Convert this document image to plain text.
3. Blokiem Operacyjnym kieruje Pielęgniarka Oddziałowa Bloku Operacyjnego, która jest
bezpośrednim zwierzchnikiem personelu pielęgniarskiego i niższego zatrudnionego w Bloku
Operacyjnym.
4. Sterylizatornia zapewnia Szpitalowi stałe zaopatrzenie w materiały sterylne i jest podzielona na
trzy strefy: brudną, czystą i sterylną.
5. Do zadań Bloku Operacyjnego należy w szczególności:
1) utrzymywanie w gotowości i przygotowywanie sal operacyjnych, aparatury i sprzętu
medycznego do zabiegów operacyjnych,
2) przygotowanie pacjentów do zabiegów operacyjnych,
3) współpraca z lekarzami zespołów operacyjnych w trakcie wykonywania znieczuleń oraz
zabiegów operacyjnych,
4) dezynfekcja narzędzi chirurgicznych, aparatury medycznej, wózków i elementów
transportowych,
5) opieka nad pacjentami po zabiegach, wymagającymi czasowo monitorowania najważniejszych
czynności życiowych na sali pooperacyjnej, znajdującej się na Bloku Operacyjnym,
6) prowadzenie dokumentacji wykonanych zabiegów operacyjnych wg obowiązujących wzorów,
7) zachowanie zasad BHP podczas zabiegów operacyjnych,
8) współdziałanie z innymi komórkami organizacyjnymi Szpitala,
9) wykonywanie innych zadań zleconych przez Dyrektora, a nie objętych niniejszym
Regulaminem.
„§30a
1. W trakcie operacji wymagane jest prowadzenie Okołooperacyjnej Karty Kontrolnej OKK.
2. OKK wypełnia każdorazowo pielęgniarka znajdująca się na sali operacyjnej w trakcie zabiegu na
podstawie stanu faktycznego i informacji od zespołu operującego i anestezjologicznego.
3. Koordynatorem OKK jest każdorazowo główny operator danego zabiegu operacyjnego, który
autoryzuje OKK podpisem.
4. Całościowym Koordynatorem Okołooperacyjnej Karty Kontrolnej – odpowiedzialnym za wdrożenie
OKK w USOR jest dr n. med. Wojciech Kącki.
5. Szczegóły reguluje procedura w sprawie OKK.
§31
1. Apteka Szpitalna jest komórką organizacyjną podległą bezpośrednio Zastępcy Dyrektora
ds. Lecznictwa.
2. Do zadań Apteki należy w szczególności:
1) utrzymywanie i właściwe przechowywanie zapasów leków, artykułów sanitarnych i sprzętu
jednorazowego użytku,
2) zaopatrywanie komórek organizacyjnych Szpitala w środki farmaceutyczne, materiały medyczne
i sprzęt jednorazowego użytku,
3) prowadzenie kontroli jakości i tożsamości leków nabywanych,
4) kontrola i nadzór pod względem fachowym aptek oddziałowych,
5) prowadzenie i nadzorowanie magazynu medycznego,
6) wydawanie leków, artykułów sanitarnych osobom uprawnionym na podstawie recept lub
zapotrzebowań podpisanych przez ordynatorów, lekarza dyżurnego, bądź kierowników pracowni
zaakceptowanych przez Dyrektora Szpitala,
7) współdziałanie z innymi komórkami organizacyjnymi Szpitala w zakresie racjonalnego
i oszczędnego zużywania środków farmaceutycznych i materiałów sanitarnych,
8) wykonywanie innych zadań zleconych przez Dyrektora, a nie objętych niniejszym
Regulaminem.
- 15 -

*TO BE DONE*.
Would you reproduce all the entries exactly?

*RESPONSE BELOW*.
Convert this document image to plain text.
3. Blokiem Operacyjnym kieruje Pielęgniarka Oddziałowa Bloku Operacyjnego, która jest
bezpośrednim zwierzchnikiem personelu pielęgniarskiego i niższego zatrudnionego w Bloku
Operacyjnym.
4. Sterylizatornia zapewnia Szpitalowi stałe zaopatrzenie w materiały sterylne i jest podzielona na
trzy strefy: brudną, czystą i sterylną.
5. Do zadań Bloku Operacyjnego należy w szczególności:
1) utrzymywanie w gotowości i przygotowywanie sal operacyjnych, aparatury i sprzętu
medycznego do zabiegów operacyjnych,
2) przygotowanie pacjentów do zabiegów operacyjnych,
3) współpraca z lekarzami zespołów operacyjnych w trakcie wykonywania znieczuleń oraz
zabiegów operacyjnych,
4) dezynfekcja narzędzi chirurgicznych, aparatury medycznej, wózków i elementów
transportowych,
5) opieka nad pacjentami po zabiegach, wymagającymi czasowo monitorowania najważniejszych
czynności życiowych na sali pooperacyjnej, znajdującej się na Bloku Operacyjnym,
6) prowadzenie dokumentacji wykonanych zabiegów operacyjnych wg obowiązujących wzorów,
7) zachowanie zasad BHP podczas zabiegów operacyjnych,
8) współdziałanie z innymi komórkami organizacyjnymi Szpitala,
9) wykonywanie innych zadań zleconych przez Dyrektora, a nie objętych niniejszym
Regulaminem.
„§30a
1. W trakcie operacji wymagane jest prowadzenie Okołooperacyjnej Karty Kontrolnej OKK.
2. OKK wypełnia każdorazowo pielęgniarka znajdująca się na sali operacyjnej w trakcie zabiegu na
podstawie stanu faktycznego i informacji od zespołu operującego i anestezjologicznego.
3. Koordynatorem OKK jest każdorazowo główny operator danego zabiegu operacyjnego, który
autoryzuje OKK podpisem.
4. Całościowym Koordynatorem Okołooperacyjnej Karty Kontrolnej – odpowiedzialnym za wdrożenie
OKK w USOR jest dr n. med. Wojciech Kącki.
5. Szczegóły reguluje procedura w sprawie OKK.
§31
1. Apteka Szpitalna jest komórką organizacyjną podległą bezpośrednio Zastępcy Dyrektora
ds. Lecznictwa.
2. Do zadań Apteki należy w szczególności:
1) utrzymywanie i właściwe przechowywanie zapasów leków, artykułów sanitarnych i sprzętu
jednorazowego użytku,
2) zaopatrywanie komórek organizacyjnych Szpitala w środki farmaceutyczne, materiały medyczne
i sprzęt jednorazowego użytku,
3) prowadzenie kontroli jakości i tożsamości leków nabywanych,
4) kontrola i nadzór pod względem fachowym aptek oddziałowych,
5) prowadzenie i nadzorowanie magazynu medycznego,
6) wydawanie leków, artykułów sanitarnych osobom uprawnionym na podstawie recept lub
zapotrzebowań podpisanych przez ordynatorów, lekarza dyżurnego, bądź kierowników pracowni
zaakceptowanych przez Dyrektora Szpitala,
7) współdziałanie z innymi komórkami organizacyjnymi Szpitala w zakresie racjonalnego
i oszczędnego zużywania środków farmaceutycznych i materiałów sanitarnych,
8) wykonywanie innych zadań zleconych przez Dyrektora, a nie objętych niniejszym
Regulaminem.
- 15 -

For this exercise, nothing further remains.